Extracted data: Begin
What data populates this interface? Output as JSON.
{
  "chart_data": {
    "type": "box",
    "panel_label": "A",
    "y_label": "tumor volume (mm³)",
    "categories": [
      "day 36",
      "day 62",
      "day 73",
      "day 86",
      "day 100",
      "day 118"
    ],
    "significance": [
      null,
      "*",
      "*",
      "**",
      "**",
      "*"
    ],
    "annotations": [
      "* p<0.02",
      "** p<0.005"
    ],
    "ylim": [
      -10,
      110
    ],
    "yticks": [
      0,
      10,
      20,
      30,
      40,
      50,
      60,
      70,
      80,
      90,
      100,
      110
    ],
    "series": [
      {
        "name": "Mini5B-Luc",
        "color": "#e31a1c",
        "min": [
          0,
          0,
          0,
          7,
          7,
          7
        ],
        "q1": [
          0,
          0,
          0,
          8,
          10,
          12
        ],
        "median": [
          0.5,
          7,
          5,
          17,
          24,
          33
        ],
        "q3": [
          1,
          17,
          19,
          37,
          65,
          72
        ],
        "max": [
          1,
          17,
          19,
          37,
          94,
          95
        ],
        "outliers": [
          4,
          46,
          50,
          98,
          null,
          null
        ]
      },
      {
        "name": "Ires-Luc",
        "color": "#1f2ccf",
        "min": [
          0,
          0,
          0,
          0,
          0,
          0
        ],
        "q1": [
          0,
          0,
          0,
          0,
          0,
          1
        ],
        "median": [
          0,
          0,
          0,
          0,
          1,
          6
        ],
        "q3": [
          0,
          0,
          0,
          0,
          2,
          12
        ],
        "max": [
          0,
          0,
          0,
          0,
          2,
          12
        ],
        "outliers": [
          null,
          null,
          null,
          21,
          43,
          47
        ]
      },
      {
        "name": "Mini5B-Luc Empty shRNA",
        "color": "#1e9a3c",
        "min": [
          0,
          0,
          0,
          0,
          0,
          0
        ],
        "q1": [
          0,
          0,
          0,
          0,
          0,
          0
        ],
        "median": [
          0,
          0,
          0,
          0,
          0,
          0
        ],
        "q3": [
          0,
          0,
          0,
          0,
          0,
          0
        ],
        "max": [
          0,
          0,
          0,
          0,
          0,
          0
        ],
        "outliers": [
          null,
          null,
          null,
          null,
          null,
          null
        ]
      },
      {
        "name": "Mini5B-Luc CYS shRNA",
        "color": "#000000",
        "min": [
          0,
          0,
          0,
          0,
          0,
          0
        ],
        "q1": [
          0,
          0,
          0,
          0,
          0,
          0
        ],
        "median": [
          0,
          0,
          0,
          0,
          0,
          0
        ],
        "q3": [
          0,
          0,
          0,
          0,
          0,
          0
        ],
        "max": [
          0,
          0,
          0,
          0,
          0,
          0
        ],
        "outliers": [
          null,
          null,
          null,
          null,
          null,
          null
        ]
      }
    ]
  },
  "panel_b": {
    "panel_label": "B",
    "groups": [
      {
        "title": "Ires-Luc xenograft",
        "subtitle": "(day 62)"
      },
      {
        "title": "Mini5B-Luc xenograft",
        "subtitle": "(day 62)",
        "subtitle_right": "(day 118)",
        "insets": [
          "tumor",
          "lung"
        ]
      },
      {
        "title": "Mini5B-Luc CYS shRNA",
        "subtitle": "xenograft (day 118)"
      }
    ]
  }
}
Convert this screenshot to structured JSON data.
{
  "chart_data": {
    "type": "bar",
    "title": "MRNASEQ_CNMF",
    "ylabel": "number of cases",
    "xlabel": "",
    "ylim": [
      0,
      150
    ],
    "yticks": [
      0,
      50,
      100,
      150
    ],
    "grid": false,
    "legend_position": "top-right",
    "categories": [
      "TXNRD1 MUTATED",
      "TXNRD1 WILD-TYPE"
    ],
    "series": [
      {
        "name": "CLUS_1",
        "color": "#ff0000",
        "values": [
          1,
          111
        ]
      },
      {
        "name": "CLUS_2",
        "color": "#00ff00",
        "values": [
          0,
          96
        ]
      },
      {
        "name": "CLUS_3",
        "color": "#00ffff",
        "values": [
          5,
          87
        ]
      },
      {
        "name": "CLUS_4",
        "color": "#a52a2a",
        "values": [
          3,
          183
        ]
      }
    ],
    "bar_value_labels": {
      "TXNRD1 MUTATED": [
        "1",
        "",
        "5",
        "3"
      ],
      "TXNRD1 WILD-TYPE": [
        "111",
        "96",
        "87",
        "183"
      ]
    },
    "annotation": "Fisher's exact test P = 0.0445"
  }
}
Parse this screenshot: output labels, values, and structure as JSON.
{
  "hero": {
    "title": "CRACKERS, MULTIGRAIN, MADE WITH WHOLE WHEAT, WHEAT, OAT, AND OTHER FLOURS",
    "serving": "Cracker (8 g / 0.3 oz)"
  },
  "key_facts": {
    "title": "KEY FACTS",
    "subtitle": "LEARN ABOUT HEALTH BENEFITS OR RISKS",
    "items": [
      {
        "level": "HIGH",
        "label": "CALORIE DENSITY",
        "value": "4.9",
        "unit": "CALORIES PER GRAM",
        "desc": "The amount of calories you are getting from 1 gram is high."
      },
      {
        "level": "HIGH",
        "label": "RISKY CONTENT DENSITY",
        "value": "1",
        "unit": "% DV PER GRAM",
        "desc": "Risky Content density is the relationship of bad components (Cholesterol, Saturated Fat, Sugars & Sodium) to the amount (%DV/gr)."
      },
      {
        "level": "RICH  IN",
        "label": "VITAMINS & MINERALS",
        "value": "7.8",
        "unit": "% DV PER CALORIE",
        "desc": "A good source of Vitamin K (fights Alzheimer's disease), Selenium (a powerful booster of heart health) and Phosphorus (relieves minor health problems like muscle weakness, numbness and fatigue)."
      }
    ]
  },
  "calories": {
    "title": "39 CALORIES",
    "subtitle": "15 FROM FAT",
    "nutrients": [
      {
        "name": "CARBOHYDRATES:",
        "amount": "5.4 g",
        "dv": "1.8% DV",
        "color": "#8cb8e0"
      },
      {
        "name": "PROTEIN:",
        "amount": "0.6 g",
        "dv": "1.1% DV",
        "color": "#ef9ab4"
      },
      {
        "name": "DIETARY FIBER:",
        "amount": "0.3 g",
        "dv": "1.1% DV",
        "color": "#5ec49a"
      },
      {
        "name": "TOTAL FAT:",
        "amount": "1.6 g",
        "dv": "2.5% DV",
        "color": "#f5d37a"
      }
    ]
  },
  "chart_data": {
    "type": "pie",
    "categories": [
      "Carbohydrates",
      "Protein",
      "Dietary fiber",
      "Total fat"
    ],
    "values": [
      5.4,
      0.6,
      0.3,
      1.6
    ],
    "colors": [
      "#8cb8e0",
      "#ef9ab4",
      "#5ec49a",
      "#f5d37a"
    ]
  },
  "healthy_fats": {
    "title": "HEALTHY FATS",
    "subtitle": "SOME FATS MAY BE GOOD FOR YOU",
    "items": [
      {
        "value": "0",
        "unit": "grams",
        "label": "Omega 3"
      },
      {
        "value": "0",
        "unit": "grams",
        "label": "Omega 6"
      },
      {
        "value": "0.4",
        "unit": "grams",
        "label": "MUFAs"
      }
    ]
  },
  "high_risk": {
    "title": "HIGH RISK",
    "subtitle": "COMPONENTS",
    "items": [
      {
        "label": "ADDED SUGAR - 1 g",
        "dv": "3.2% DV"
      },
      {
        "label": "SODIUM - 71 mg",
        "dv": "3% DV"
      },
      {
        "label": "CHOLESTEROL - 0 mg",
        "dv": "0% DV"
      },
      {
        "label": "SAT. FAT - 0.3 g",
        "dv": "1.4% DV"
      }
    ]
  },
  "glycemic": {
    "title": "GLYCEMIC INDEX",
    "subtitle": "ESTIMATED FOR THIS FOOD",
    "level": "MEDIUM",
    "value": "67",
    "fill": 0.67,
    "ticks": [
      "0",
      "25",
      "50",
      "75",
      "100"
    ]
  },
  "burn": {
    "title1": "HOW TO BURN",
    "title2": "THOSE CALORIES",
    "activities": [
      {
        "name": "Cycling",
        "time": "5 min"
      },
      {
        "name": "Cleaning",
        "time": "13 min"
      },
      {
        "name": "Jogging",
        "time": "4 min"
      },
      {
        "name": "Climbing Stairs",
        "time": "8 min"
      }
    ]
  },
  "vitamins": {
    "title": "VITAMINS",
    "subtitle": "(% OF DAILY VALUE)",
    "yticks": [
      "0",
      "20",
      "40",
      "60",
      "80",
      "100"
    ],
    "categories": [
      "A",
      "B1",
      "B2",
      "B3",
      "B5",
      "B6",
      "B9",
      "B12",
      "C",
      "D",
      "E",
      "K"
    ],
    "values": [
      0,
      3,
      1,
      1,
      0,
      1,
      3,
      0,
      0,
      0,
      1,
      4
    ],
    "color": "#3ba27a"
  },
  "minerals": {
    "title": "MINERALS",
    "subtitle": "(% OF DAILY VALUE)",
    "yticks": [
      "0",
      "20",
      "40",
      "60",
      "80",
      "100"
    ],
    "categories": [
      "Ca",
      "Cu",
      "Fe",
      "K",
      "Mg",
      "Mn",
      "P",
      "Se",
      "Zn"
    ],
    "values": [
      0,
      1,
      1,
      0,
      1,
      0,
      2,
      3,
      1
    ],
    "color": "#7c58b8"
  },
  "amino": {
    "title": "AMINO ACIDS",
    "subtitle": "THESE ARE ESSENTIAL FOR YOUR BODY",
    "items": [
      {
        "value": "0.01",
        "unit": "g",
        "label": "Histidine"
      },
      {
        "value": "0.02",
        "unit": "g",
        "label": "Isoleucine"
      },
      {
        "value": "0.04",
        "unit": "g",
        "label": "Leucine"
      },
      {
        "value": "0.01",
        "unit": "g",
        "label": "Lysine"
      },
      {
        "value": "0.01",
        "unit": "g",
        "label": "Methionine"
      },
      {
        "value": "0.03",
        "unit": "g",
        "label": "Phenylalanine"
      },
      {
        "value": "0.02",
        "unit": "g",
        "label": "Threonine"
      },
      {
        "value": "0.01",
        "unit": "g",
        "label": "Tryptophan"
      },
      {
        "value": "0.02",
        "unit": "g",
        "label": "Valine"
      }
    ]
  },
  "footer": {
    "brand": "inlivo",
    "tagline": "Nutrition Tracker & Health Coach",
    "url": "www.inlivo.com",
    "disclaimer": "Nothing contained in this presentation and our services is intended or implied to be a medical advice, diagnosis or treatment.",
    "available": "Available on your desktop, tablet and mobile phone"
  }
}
Extracted data: End
Whenever the word "desc" shows up in a line of the entries above, copy that line.

Exercise output:
        "desc": "The amount of calories you are getting from 1 gram is high."
        "desc": "Risky Content density is the relationship of bad components (Cholesterol, Saturated Fat, Sugars & Sodium) to the amount (%DV/gr)."
        "desc": "A good source of Vitamin K (fights Alzheimer's disease), Selenium (a powerful booster of heart health) and Phosphorus (relieves minor health problems like muscle weakness, numbness and fatigue)."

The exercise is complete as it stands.